--- BEGIN MATERIAL PROVIDED ---

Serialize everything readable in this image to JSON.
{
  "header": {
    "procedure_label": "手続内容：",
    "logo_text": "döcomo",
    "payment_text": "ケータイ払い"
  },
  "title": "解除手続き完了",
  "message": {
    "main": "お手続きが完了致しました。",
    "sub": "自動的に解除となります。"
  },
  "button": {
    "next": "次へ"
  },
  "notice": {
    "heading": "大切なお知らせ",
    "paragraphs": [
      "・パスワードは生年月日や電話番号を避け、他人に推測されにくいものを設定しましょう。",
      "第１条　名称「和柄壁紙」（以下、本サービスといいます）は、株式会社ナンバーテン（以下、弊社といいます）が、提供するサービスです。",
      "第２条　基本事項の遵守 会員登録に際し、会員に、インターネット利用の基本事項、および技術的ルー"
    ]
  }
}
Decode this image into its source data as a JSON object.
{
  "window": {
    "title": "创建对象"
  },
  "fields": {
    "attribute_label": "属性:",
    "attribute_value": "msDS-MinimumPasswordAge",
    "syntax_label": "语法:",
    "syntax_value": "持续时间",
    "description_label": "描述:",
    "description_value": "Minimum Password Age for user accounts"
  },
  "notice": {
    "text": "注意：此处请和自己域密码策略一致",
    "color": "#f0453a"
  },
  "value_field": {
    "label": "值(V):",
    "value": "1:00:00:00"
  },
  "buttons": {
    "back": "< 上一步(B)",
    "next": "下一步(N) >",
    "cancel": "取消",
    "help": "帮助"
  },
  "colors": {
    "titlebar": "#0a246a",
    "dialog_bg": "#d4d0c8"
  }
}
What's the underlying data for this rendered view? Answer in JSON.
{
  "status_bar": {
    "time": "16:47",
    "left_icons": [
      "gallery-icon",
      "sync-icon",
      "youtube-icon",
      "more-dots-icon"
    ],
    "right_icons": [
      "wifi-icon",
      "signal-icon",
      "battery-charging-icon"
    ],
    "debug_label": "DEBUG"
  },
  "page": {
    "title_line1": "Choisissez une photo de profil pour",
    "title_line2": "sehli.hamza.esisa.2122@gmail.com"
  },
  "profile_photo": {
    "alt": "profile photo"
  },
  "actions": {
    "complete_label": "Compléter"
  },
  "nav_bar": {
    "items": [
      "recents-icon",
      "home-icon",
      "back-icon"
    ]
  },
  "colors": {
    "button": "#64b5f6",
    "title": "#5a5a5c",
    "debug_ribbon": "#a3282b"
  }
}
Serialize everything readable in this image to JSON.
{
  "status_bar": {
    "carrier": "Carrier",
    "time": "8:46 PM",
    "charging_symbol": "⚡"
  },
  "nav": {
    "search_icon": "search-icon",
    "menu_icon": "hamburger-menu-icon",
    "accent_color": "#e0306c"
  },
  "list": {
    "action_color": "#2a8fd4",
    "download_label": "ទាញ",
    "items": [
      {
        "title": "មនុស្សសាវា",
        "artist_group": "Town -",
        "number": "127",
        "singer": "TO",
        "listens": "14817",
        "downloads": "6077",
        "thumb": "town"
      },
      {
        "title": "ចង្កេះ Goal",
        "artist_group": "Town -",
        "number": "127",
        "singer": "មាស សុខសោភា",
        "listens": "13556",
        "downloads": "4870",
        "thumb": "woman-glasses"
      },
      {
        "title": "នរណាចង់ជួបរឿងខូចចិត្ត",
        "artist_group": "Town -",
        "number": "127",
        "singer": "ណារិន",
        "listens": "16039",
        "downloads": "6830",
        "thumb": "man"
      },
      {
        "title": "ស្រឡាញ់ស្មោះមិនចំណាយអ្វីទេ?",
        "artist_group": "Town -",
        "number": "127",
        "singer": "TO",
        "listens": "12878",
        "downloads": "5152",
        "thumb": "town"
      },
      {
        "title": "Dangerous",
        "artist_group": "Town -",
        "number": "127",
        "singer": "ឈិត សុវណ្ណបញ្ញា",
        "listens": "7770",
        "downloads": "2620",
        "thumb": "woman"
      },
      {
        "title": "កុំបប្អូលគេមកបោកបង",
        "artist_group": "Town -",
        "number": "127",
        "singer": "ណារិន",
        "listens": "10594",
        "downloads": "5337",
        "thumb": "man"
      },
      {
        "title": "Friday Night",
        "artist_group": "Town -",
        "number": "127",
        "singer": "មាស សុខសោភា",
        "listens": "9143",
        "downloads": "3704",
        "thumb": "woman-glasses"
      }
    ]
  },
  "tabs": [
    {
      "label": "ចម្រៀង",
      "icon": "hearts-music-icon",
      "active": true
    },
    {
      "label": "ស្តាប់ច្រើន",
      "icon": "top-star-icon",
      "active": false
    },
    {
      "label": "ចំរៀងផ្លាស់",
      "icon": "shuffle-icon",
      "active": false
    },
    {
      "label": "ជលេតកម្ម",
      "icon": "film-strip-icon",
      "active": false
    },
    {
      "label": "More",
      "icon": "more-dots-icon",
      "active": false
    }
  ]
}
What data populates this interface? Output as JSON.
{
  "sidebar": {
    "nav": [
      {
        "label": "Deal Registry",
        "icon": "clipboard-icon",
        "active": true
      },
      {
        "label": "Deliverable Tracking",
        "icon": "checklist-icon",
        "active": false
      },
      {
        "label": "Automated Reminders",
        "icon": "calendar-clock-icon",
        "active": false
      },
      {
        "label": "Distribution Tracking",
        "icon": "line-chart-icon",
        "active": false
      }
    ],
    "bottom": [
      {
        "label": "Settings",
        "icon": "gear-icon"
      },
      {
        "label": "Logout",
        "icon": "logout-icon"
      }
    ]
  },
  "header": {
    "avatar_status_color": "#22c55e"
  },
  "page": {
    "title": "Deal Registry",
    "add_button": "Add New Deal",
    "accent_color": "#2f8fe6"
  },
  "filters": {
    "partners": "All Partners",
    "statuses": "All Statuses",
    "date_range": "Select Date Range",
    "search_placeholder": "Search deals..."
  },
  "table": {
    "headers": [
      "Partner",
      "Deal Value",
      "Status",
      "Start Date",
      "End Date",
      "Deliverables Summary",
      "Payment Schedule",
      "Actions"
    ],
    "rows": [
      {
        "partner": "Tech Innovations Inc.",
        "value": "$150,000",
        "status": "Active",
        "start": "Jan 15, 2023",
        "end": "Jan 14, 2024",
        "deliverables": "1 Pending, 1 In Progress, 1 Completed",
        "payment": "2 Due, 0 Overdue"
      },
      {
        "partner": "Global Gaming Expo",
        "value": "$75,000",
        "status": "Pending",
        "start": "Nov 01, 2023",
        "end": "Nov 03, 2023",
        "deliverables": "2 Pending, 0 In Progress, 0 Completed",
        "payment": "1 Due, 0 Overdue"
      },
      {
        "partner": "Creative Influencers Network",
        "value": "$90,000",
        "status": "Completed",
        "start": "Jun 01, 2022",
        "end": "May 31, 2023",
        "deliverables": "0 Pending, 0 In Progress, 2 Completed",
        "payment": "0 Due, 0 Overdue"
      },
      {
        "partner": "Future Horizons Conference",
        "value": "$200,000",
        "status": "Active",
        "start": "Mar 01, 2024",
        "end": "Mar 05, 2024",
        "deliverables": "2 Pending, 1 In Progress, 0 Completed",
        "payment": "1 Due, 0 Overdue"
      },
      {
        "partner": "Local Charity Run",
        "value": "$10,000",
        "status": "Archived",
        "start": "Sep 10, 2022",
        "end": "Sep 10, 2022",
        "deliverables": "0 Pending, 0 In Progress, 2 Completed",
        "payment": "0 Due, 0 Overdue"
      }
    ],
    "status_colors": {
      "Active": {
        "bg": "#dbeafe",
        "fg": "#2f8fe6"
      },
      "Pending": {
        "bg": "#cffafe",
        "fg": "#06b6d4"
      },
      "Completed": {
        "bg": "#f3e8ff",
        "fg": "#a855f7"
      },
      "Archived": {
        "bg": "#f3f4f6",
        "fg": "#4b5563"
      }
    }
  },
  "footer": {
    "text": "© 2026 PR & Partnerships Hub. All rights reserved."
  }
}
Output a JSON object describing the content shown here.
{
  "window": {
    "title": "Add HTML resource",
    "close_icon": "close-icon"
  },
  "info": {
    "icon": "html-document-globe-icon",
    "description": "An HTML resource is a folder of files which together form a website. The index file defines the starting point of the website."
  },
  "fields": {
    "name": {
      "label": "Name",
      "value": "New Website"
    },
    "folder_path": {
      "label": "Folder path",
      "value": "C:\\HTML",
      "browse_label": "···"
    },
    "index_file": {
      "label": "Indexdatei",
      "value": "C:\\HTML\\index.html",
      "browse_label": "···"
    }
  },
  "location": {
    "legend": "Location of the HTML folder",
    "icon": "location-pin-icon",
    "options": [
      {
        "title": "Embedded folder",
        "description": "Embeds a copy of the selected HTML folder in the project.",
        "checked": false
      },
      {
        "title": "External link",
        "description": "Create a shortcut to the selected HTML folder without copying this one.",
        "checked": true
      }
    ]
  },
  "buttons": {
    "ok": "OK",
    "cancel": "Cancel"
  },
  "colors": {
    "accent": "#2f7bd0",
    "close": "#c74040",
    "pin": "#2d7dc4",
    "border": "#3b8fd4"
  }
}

--- END MATERIAL PROVIDED ---

:: JOB ::
Determine how many lines in the listing above hold the word "Output", answering with the number only.

:: WRITTEN SOLUTION ::
2